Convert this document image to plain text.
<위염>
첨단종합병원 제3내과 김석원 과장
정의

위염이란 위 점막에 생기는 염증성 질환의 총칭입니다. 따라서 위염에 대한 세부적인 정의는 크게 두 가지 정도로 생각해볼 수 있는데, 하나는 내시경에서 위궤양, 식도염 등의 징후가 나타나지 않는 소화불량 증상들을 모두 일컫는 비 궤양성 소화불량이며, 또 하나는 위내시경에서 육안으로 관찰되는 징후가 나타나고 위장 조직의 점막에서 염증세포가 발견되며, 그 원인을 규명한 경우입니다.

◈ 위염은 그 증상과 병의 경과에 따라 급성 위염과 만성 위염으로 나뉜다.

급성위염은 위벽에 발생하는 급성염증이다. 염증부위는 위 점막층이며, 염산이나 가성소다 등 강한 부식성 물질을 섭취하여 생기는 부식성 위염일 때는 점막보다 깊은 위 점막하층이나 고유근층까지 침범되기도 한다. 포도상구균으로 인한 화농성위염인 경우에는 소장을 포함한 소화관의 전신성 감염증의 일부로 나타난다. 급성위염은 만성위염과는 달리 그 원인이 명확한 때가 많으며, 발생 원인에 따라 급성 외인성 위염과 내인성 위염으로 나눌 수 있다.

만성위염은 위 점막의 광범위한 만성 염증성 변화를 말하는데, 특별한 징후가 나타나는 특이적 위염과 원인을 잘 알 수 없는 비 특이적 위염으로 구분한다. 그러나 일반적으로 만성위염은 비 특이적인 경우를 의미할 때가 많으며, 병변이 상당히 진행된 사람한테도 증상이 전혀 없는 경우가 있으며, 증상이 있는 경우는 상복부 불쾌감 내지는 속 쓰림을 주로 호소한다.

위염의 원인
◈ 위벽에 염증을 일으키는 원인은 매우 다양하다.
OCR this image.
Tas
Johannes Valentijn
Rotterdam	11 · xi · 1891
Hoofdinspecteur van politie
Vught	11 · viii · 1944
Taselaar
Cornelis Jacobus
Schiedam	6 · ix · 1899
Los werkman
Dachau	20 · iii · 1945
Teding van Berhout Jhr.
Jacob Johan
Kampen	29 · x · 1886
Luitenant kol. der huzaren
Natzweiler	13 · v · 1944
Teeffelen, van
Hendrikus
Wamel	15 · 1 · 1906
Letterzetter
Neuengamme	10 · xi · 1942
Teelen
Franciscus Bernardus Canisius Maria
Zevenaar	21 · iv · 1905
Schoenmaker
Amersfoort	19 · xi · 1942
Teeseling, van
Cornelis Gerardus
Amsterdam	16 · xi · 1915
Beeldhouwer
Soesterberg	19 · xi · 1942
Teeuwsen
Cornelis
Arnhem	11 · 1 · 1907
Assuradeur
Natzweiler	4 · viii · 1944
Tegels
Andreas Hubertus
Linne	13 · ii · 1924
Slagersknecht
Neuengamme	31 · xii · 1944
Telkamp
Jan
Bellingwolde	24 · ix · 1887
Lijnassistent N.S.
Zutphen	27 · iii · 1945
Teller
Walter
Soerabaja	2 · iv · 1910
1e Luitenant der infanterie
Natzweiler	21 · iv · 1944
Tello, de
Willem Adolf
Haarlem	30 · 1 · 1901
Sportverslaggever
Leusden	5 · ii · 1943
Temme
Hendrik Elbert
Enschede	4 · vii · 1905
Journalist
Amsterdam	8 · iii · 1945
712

-=-=-

> _The problem_: Reproduce the records in full, exactly as written.

> _Response to the task_:
Convert this document image to plain text.
<위염>
첨단종합병원 제3내과 김석원 과장
정의

위염이란 위 점막에 생기는 염증성 질환의 총칭입니다. 따라서 위염에 대한 세부적인 정의는 크게 두 가지 정도로 생각해볼 수 있는데, 하나는 내시경에서 위궤양, 식도염 등의 징후가 나타나지 않는 소화불량 증상들을 모두 일컫는 비 궤양성 소화불량이며, 또 하나는 위내시경에서 육안으로 관찰되는 징후가 나타나고 위장 조직의 점막에서 염증세포가 발견되며, 그 원인을 규명한 경우입니다.

◈ 위염은 그 증상과 병의 경과에 따라 급성 위염과 만성 위염으로 나뉜다.

급성위염은 위벽에 발생하는 급성염증이다. 염증부위는 위 점막층이며, 염산이나 가성소다 등 강한 부식성 물질을 섭취하여 생기는 부식성 위염일 때는 점막보다 깊은 위 점막하층이나 고유근층까지 침범되기도 한다. 포도상구균으로 인한 화농성위염인 경우에는 소장을 포함한 소화관의 전신성 감염증의 일부로 나타난다. 급성위염은 만성위염과는 달리 그 원인이 명확한 때가 많으며, 발생 원인에 따라 급성 외인성 위염과 내인성 위염으로 나눌 수 있다.

만성위염은 위 점막의 광범위한 만성 염증성 변화를 말하는데, 특별한 징후가 나타나는 특이적 위염과 원인을 잘 알 수 없는 비 특이적 위염으로 구분한다. 그러나 일반적으로 만성위염은 비 특이적인 경우를 의미할 때가 많으며, 병변이 상당히 진행된 사람한테도 증상이 전혀 없는 경우가 있으며, 증상이 있는 경우는 상복부 불쾌감 내지는 속 쓰림을 주로 호소한다.

위염의 원인
◈ 위벽에 염증을 일으키는 원인은 매우 다양하다.
OCR this image.
Tas
Johannes Valentijn
Rotterdam	11 · xi · 1891
Hoofdinspecteur van politie
Vught	11 · viii · 1944
Taselaar
Cornelis Jacobus
Schiedam	6 · ix · 1899
Los werkman
Dachau	20 · iii · 1945
Teding van Berhout Jhr.
Jacob Johan
Kampen	29 · x · 1886
Luitenant kol. der huzaren
Natzweiler	13 · v · 1944
Teeffelen, van
Hendrikus
Wamel	15 · 1 · 1906
Letterzetter
Neuengamme	10 · xi · 1942
Teelen
Franciscus Bernardus Canisius Maria
Zevenaar	21 · iv · 1905
Schoenmaker
Amersfoort	19 · xi · 1942
Teeseling, van
Cornelis Gerardus
Amsterdam	16 · xi · 1915
Beeldhouwer
Soesterberg	19 · xi · 1942
Teeuwsen
Cornelis
Arnhem	11 · 1 · 1907
Assuradeur
Natzweiler	4 · viii · 1944
Tegels
Andreas Hubertus
Linne	13 · ii · 1924
Slagersknecht
Neuengamme	31 · xii · 1944
Telkamp
Jan
Bellingwolde	24 · ix · 1887
Lijnassistent N.S.
Zutphen	27 · iii · 1945
Teller
Walter
Soerabaja	2 · iv · 1910
1e Luitenant der infanterie
Natzweiler	21 · iv · 1944
Tello, de
Willem Adolf
Haarlem	30 · 1 · 1901
Sportverslaggever
Leusden	5 · ii · 1943
Temme
Hendrik Elbert
Enschede	4 · vii · 1905
Journalist
Amsterdam	8 · iii · 1945
712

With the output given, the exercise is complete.